[WHAT IS BEING ASKED]
Transcribe the records that follow, preserving every word.

[DATA EXCERPTS]

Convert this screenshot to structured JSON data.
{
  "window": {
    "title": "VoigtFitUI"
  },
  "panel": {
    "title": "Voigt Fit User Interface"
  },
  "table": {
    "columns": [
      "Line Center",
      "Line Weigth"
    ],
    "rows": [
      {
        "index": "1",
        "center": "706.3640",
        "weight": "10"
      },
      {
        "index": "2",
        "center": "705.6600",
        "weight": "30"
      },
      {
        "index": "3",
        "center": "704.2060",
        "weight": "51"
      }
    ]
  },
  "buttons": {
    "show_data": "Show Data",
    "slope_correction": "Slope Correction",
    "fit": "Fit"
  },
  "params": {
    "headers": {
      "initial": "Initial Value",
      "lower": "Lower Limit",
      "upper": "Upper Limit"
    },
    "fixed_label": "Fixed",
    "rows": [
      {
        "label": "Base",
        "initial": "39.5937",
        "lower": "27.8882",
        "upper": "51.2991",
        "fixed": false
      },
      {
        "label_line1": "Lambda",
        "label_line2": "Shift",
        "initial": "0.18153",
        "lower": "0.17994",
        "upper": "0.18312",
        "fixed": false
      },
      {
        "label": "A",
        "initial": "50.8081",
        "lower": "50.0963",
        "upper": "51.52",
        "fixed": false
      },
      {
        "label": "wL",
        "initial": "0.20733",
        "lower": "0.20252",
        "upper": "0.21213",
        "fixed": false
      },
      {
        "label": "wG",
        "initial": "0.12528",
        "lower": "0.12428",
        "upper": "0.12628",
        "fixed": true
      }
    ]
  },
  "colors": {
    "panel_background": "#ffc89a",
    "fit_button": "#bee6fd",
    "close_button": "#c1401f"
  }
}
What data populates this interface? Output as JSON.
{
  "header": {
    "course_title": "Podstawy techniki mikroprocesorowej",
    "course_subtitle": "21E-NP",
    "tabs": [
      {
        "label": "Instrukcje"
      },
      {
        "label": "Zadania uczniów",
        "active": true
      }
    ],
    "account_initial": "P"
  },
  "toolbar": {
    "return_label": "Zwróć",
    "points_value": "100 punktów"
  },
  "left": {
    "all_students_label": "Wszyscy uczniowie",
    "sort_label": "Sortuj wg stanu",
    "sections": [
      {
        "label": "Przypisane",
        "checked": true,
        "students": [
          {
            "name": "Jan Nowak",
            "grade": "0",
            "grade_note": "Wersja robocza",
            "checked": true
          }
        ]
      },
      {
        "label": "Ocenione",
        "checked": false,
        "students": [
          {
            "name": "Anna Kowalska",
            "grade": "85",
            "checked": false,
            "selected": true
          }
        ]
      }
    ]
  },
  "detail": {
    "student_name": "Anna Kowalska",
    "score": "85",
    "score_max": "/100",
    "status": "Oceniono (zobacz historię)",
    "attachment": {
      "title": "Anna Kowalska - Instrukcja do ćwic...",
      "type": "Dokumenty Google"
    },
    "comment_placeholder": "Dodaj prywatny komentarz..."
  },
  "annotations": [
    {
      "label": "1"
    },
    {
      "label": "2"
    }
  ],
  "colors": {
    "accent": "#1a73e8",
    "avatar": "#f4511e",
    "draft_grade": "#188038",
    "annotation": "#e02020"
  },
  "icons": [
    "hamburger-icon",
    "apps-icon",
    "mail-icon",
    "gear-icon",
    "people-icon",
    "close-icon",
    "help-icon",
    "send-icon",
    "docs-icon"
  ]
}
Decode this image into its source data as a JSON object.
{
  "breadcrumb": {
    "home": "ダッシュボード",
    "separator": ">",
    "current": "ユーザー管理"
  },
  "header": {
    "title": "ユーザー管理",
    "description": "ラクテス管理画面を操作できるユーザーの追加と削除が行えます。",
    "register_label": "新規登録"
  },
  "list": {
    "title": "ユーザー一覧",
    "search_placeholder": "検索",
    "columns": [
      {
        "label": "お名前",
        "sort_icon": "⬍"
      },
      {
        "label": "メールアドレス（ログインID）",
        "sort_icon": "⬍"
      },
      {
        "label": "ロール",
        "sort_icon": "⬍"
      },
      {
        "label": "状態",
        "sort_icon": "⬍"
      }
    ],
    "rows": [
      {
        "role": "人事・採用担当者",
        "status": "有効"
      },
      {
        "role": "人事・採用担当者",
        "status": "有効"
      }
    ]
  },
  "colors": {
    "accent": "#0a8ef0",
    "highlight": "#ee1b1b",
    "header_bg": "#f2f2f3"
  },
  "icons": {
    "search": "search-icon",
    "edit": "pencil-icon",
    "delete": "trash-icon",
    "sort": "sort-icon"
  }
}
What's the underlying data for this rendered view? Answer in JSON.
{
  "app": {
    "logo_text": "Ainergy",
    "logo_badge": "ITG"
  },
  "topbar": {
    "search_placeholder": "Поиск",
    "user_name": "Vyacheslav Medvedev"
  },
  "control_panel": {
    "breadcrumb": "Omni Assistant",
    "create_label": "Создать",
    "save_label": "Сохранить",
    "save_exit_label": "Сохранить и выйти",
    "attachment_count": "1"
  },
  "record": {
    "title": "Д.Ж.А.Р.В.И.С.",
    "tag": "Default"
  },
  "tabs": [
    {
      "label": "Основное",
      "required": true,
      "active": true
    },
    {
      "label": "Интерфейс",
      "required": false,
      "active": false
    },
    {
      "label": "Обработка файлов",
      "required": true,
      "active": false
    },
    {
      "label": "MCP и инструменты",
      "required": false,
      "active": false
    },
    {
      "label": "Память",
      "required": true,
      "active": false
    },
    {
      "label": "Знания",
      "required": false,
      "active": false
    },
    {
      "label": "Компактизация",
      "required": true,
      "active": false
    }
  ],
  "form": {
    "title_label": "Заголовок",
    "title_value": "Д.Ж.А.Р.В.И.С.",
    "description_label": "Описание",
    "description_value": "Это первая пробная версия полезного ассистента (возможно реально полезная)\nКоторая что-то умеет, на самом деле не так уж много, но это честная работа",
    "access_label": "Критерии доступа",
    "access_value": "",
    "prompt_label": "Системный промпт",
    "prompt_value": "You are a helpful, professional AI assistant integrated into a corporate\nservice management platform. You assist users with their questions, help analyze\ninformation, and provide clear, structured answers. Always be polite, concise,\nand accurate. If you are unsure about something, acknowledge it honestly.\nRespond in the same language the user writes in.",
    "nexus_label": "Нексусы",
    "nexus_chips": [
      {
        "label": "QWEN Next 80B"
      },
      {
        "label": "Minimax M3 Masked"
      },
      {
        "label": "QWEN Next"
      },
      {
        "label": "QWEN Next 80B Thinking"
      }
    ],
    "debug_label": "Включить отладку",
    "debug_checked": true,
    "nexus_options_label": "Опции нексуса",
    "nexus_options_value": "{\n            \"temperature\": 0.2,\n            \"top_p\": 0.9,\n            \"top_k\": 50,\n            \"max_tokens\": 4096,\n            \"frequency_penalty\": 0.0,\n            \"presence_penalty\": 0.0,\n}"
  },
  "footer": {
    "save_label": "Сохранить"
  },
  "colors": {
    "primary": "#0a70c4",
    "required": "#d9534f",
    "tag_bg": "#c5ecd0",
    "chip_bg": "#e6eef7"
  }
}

[FULL RESPONSE]
Convert this screenshot to structured JSON data.
{
  "window": {
    "title": "VoigtFitUI"
  },
  "panel": {
    "title": "Voigt Fit User Interface"
  },
  "table": {
    "columns": [
      "Line Center",
      "Line Weigth"
    ],
    "rows": [
      {
        "index": "1",
        "center": "706.3640",
        "weight": "10"
      },
      {
        "index": "2",
        "center": "705.6600",
        "weight": "30"
      },
      {
        "index": "3",
        "center": "704.2060",
        "weight": "51"
      }
    ]
  },
  "buttons": {
    "show_data": "Show Data",
    "slope_correction": "Slope Correction",
    "fit": "Fit"
  },
  "params": {
    "headers": {
      "initial": "Initial Value",
      "lower": "Lower Limit",
      "upper": "Upper Limit"
    },
    "fixed_label": "Fixed",
    "rows": [
      {
        "label": "Base",
        "initial": "39.5937",
        "lower": "27.8882",
        "upper": "51.2991",
        "fixed": false
      },
      {
        "label_line1": "Lambda",
        "label_line2": "Shift",
        "initial": "0.18153",
        "lower": "0.17994",
        "upper": "0.18312",
        "fixed": false
      },
      {
        "label": "A",
        "initial": "50.8081",
        "lower": "50.0963",
        "upper": "51.52",
        "fixed": false
      },
      {
        "label": "wL",
        "initial": "0.20733",
        "lower": "0.20252",
        "upper": "0.21213",
        "fixed": false
      },
      {
        "label": "wG",
        "initial": "0.12528",
        "lower": "0.12428",
        "upper": "0.12628",
        "fixed": true
      }
    ]
  },
  "colors": {
    "panel_background": "#ffc89a",
    "fit_button": "#bee6fd",
    "close_button": "#c1401f"
  }
}
What data populates this interface? Output as JSON.
{
  "header": {
    "course_title": "Podstawy techniki mikroprocesorowej",
    "course_subtitle": "21E-NP",
    "tabs": [
      {
        "label": "Instrukcje"
      },
      {
        "label": "Zadania uczniów",
        "active": true
      }
    ],
    "account_initial": "P"
  },
  "toolbar": {
    "return_label": "Zwróć",
    "points_value": "100 punktów"
  },
  "left": {
    "all_students_label": "Wszyscy uczniowie",
    "sort_label": "Sortuj wg stanu",
    "sections": [
      {
        "label": "Przypisane",
        "checked": true,
        "students": [
          {
            "name": "Jan Nowak",
            "grade": "0",
            "grade_note": "Wersja robocza",
            "checked": true
          }
        ]
      },
      {
        "label": "Ocenione",
        "checked": false,
        "students": [
          {
            "name": "Anna Kowalska",
            "grade": "85",
            "checked": false,
            "selected": true
          }
        ]
      }
    ]
  },
  "detail": {
    "student_name": "Anna Kowalska",
    "score": "85",
    "score_max": "/100",
    "status": "Oceniono (zobacz historię)",
    "attachment": {
      "title": "Anna Kowalska - Instrukcja do ćwic...",
      "type": "Dokumenty Google"
    },
    "comment_placeholder": "Dodaj prywatny komentarz..."
  },
  "annotations": [
    {
      "label": "1"
    },
    {
      "label": "2"
    }
  ],
  "colors": {
    "accent": "#1a73e8",
    "avatar": "#f4511e",
    "draft_grade": "#188038",
    "annotation": "#e02020"
  },
  "icons": [
    "hamburger-icon",
    "apps-icon",
    "mail-icon",
    "gear-icon",
    "people-icon",
    "close-icon",
    "help-icon",
    "send-icon",
    "docs-icon"
  ]
}
Decode this image into its source data as a JSON object.
{
  "breadcrumb": {
    "home": "ダッシュボード",
    "separator": ">",
    "current": "ユーザー管理"
  },
  "header": {
    "title": "ユーザー管理",
    "description": "ラクテス管理画面を操作できるユーザーの追加と削除が行えます。",
    "register_label": "新規登録"
  },
  "list": {
    "title": "ユーザー一覧",
    "search_placeholder": "検索",
    "columns": [
      {
        "label": "お名前",
        "sort_icon": "⬍"
      },
      {
        "label": "メールアドレス（ログインID）",
        "sort_icon": "⬍"
      },
      {
        "label": "ロール",
        "sort_icon": "⬍"
      },
      {
        "label": "状態",
        "sort_icon": "⬍"
      }
    ],
    "rows": [
      {
        "role": "人事・採用担当者",
        "status": "有効"
      },
      {
        "role": "人事・採用担当者",
        "status": "有効"
      }
    ]
  },
  "colors": {
    "accent": "#0a8ef0",
    "highlight": "#ee1b1b",
    "header_bg": "#f2f2f3"
  },
  "icons": {
    "search": "search-icon",
    "edit": "pencil-icon",
    "delete": "trash-icon",
    "sort": "sort-icon"
  }
}
What's the underlying data for this rendered view? Answer in JSON.
{
  "app": {
    "logo_text": "Ainergy",
    "logo_badge": "ITG"
  },
  "topbar": {
    "search_placeholder": "Поиск",
    "user_name": "Vyacheslav Medvedev"
  },
  "control_panel": {
    "breadcrumb": "Omni Assistant",
    "create_label": "Создать",
    "save_label": "Сохранить",
    "save_exit_label": "Сохранить и выйти",
    "attachment_count": "1"
  },
  "record": {
    "title": "Д.Ж.А.Р.В.И.С.",
    "tag": "Default"
  },
  "tabs": [
    {
      "label": "Основное",
      "required": true,
      "active": true
    },
    {
      "label": "Интерфейс",
      "required": false,
      "active": false
    },
    {
      "label": "Обработка файлов",
      "required": true,
      "active": false
    },
    {
      "label": "MCP и инструменты",
      "required": false,
      "active": false
    },
    {
      "label": "Память",
      "required": true,
      "active": false
    },
    {
      "label": "Знания",
      "required": false,
      "active": false
    },
    {
      "label": "Компактизация",
      "required": true,
      "active": false
    }
  ],
  "form": {
    "title_label": "Заголовок",
    "title_value": "Д.Ж.А.Р.В.И.С.",
    "description_label": "Описание",
    "description_value": "Это первая пробная версия полезного ассистента (возможно реально полезная)\nКоторая что-то умеет, на самом деле не так уж много, но это честная работа",
    "access_label": "Критерии доступа",
    "access_value": "",
    "prompt_label": "Системный промпт",
    "prompt_value": "You are a helpful, professional AI assistant integrated into a corporate\nservice management platform. You assist users with their questions, help analyze\ninformation, and provide clear, structured answers. Always be polite, concise,\nand accurate. If you are unsure about something, acknowledge it honestly.\nRespond in the same language the user writes in.",
    "nexus_label": "Нексусы",
    "nexus_chips": [
      {
        "label": "QWEN Next 80B"
      },
      {
        "label": "Minimax M3 Masked"
      },
      {
        "label": "QWEN Next"
      },
      {
        "label": "QWEN Next 80B Thinking"
      }
    ],
    "debug_label": "Включить отладку",
    "debug_checked": true,
    "nexus_options_label": "Опции нексуса",
    "nexus_options_value": "{\n            \"temperature\": 0.2,\n            \"top_p\": 0.9,\n            \"top_k\": 50,\n            \"max_tokens\": 4096,\n            \"frequency_penalty\": 0.0,\n            \"presence_penalty\": 0.0,\n}"
  },
  "footer": {
    "save_label": "Сохранить"
  },
  "colors": {
    "primary": "#0a70c4",
    "required": "#d9534f",
    "tag_bg": "#c5ecd0",
    "chip_bg": "#e6eef7"
  }
}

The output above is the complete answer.